- [WHAT TO PRODUCE]: Copy every line of the listing that holds the string "Gesellschaften".

- [DATA]:
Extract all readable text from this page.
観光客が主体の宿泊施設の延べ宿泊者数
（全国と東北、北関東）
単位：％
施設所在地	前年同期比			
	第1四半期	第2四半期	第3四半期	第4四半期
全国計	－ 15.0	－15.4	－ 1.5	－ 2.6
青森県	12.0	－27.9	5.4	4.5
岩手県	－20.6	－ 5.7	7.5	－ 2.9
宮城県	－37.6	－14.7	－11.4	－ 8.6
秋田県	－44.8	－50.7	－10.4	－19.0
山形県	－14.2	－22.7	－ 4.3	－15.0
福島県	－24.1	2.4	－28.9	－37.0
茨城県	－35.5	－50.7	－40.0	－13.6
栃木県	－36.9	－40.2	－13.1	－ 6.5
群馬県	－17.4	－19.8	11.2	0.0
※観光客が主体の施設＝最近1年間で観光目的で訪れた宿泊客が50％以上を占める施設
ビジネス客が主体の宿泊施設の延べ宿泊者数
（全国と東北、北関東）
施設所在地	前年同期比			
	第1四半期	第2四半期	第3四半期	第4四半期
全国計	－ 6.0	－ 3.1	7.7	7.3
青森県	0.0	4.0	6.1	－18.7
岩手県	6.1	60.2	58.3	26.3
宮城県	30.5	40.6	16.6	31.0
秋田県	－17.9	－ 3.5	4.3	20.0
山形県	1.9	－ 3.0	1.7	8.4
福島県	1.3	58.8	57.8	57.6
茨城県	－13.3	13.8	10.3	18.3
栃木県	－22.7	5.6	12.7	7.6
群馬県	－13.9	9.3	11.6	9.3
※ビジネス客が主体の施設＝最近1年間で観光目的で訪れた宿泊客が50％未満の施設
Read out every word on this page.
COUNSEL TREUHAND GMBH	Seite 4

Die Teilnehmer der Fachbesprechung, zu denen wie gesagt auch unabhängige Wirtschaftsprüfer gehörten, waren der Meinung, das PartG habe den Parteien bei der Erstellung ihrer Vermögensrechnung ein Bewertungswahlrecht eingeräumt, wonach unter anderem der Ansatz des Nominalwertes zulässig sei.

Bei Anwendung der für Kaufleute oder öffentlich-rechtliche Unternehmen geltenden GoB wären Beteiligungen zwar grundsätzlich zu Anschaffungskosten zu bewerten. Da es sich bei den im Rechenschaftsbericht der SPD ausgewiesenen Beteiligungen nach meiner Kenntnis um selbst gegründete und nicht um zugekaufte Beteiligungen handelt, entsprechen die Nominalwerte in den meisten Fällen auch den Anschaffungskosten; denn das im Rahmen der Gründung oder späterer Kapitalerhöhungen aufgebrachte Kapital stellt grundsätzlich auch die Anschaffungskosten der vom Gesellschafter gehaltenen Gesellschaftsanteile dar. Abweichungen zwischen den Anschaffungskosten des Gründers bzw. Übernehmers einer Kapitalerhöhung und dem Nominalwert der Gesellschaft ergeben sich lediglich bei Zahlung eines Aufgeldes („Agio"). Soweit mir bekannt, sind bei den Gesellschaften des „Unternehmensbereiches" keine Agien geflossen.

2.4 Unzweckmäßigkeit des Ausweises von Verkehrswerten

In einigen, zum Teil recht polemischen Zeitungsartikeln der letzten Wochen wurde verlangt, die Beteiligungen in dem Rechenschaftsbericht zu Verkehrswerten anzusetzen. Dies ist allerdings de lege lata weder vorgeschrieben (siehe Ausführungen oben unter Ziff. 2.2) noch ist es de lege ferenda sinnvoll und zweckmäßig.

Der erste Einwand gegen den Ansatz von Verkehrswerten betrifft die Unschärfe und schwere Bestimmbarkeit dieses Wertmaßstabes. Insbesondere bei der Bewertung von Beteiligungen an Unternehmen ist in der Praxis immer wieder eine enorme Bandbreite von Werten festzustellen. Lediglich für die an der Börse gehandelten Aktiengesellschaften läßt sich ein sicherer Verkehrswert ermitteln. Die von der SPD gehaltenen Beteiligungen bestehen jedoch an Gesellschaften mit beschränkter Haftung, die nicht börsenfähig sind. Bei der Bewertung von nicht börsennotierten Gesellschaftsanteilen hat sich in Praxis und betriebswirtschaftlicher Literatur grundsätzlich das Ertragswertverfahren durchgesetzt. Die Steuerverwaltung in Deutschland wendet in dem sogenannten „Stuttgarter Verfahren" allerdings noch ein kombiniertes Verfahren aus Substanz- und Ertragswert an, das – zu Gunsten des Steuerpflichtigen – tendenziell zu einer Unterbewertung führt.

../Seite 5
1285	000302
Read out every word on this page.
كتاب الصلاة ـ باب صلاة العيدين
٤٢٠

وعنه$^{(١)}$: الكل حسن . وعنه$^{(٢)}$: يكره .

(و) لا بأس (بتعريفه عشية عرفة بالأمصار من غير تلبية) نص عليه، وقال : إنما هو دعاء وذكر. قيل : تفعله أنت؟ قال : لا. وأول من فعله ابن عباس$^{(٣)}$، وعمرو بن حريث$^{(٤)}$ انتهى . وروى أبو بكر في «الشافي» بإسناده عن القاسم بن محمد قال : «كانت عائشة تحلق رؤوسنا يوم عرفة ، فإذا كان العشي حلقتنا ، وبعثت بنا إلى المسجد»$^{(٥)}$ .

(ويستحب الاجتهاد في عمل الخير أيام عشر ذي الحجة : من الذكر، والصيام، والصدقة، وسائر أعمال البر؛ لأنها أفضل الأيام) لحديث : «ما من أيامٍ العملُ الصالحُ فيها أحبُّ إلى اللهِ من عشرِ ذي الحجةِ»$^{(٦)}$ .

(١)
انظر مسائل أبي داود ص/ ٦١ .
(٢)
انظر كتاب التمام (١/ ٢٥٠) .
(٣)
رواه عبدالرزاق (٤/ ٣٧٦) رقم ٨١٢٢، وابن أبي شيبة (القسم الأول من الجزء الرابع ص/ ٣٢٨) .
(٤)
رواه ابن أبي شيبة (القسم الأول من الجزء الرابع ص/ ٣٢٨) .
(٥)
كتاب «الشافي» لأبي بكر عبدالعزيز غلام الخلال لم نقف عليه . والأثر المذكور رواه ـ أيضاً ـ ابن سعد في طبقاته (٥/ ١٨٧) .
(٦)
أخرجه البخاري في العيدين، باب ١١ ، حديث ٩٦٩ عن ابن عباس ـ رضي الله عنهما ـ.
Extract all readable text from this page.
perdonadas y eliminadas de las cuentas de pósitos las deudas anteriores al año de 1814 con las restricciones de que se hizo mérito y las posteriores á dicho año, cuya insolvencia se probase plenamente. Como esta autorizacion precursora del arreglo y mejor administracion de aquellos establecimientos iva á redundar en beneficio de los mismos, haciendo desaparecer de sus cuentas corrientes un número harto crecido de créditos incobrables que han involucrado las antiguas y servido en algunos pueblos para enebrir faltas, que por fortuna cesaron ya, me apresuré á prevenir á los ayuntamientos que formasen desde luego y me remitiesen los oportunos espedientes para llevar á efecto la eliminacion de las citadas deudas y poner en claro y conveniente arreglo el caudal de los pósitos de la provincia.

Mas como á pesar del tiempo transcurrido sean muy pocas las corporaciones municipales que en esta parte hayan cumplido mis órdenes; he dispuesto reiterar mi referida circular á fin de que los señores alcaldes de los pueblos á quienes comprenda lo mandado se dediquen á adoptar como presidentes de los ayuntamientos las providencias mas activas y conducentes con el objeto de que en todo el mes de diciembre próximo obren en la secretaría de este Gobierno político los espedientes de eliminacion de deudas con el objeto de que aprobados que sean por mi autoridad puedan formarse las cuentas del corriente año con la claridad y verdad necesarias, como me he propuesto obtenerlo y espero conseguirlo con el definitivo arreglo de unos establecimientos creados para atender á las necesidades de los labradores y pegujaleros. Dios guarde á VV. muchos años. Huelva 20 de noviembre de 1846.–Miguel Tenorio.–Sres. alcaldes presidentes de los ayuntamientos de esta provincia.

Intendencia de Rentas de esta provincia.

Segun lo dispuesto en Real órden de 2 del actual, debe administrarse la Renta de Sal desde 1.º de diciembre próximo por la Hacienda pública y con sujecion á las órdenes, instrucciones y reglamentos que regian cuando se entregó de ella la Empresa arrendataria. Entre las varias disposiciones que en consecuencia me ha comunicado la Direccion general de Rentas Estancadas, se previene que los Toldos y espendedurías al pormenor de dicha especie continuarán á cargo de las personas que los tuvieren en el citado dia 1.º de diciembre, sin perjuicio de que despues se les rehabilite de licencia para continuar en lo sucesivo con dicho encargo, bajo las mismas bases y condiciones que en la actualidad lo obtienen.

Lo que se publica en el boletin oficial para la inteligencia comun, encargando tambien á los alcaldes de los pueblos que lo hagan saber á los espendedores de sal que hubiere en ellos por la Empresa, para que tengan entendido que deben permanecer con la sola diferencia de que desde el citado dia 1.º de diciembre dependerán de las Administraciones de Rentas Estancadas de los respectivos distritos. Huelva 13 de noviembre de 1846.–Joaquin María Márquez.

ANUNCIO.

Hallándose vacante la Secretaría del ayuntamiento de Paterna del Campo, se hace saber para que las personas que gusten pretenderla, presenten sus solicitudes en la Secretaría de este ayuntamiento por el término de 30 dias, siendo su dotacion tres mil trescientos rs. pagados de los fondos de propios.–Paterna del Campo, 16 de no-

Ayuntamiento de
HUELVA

- [EXERCISE RESULT]:
Bei Anwendung der für Kaufleute oder öffentlich-rechtliche Unternehmen geltenden GoB wären Beteiligungen zwar grundsätzlich zu Anschaffungskosten zu bewerten. Da es sich bei den im Rechenschaftsbericht der SPD ausgewiesenen Beteiligungen nach meiner Kenntnis um selbst gegründete und nicht um zugekaufte Beteiligungen handelt, entsprechen die Nominalwerte in den meisten Fällen auch den Anschaffungskosten; denn das im Rahmen der Gründung oder späterer Kapitalerhöhungen aufgebrachte Kapital stellt grundsätzlich auch die Anschaffungskosten der vom Gesellschafter gehaltenen Gesellschaftsanteile dar. Abweichungen zwischen den Anschaffungskosten des Gründers bzw. Übernehmers einer Kapitalerhöhung und dem Nominalwert der Gesellschaft ergeben sich lediglich bei Zahlung eines Aufgeldes („Agio"). Soweit mir bekannt, sind bei den Gesellschaften des „Unternehmensbereiches" keine Agien geflossen.
Der erste Einwand gegen den Ansatz von Verkehrswerten betrifft die Unschärfe und schwere Bestimmbarkeit dieses Wertmaßstabes. Insbesondere bei der Bewertung von Beteiligungen an Unternehmen ist in der Praxis immer wieder eine enorme Bandbreite von Werten festzustellen. Lediglich für die an der Börse gehandelten Aktiengesellschaften läßt sich ein sicherer Verkehrswert ermitteln. Die von der SPD gehaltenen Beteiligungen bestehen jedoch an Gesellschaften mit beschränkter Haftung, die nicht börsenfähig sind. Bei der Bewertung von nicht börsennotierten Gesellschaftsanteilen hat sich in Praxis und betriebswirtschaftlicher Literatur grundsätzlich das Ertragswertverfahren durchgesetzt. Die Steuerverwaltung in Deutschland wendet in dem sogenannten „Stuttgarter Verfahren" allerdings noch ein kombiniertes Verfahren aus Substanz- und Ertragswert an, das – zu Gunsten des Steuerpflichtigen – tendenziell zu einer Unterbewertung führt.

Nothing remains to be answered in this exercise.